TASK BRIEF: Can you write out all the lines word for word, with no pictures?
## begin MATERIAL SHOWN
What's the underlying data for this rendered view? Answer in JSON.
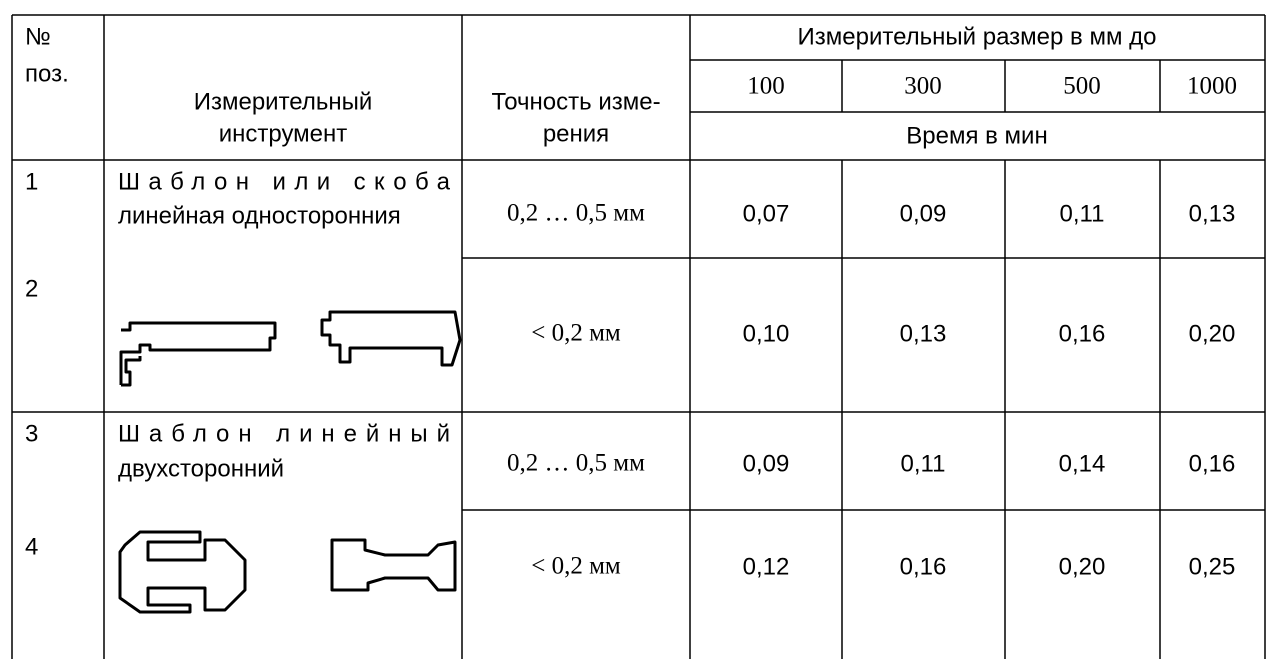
{
  "table": {
    "header": {
      "number": [
        "№",
        "поз."
      ],
      "instrument": [
        "Измерительный",
        "инструмент"
      ],
      "accuracy": [
        "Точность изме-",
        "рения"
      ],
      "size_group": "Измерительный размер в мм до",
      "sizes": [
        "100",
        "300",
        "500",
        "1000"
      ],
      "time_unit": "Время в мин"
    },
    "groups": [
      {
        "instrument": [
          "Шаблон или скоба",
          "линейная односторонния"
        ],
        "rows": [
          {
            "number": "1",
            "accuracy": "0,2 … 0,5 мм",
            "times": [
              "0,07",
              "0,09",
              "0,11",
              "0,13"
            ]
          },
          {
            "number": "2",
            "accuracy": "< 0,2 мм",
            "times": [
              "0,10",
              "0,13",
              "0,16",
              "0,20"
            ]
          }
        ]
      },
      {
        "instrument": [
          "Шаблон линейный",
          "двухсторонний"
        ],
        "rows": [
          {
            "number": "3",
            "accuracy": "0,2 … 0,5 мм",
            "times": [
              "0,09",
              "0,11",
              "0,14",
              "0,16"
            ]
          },
          {
            "number": "4",
            "accuracy": "< 0,2 мм",
            "times": [
              "0,12",
              "0,16",
              "0,20",
              "0,25"
            ]
          }
        ]
      }
    ]
  }
}
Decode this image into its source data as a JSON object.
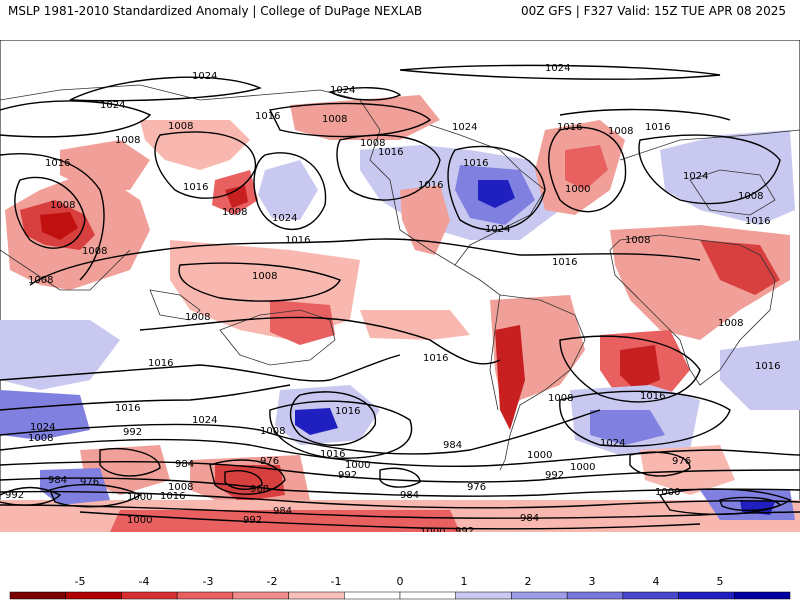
## end MATERIAL SHOWN
EXERCISE RESPONSE:
What's the underlying data for this rendered view? Answer in JSON.
{
  "table": {
    "header": {
      "number": [
        "№",
        "поз."
      ],
      "instrument": [
        "Измерительный",
        "инструмент"
      ],
      "accuracy": [
        "Точность изме-",
        "рения"
      ],
      "size_group": "Измерительный размер в мм до",
      "sizes": [
        "100",
        "300",
        "500",
        "1000"
      ],
      "time_unit": "Время в мин"
    },
    "groups": [
      {
        "instrument": [
          "Шаблон или скоба",
          "линейная односторонния"
        ],
        "rows": [
          {
            "number": "1",
            "accuracy": "0,2 … 0,5 мм",
            "times": [
              "0,07",
              "0,09",
              "0,11",
              "0,13"
            ]
          },
          {
            "number": "2",
            "accuracy": "< 0,2 мм",
            "times": [
              "0,10",
              "0,13",
              "0,16",
              "0,20"
            ]
          }
        ]
      },
      {
        "instrument": [
          "Шаблон линейный",
          "двухсторонний"
        ],
        "rows": [
          {
            "number": "3",
            "accuracy": "0,2 … 0,5 мм",
            "times": [
              "0,09",
              "0,11",
              "0,14",
              "0,16"
            ]
          },
          {
            "number": "4",
            "accuracy": "< 0,2 мм",
            "times": [
              "0,12",
              "0,16",
              "0,20",
              "0,25"
            ]
          }
        ]
      }
    ]
  }
}
Decode this image into its source data as a JSON object.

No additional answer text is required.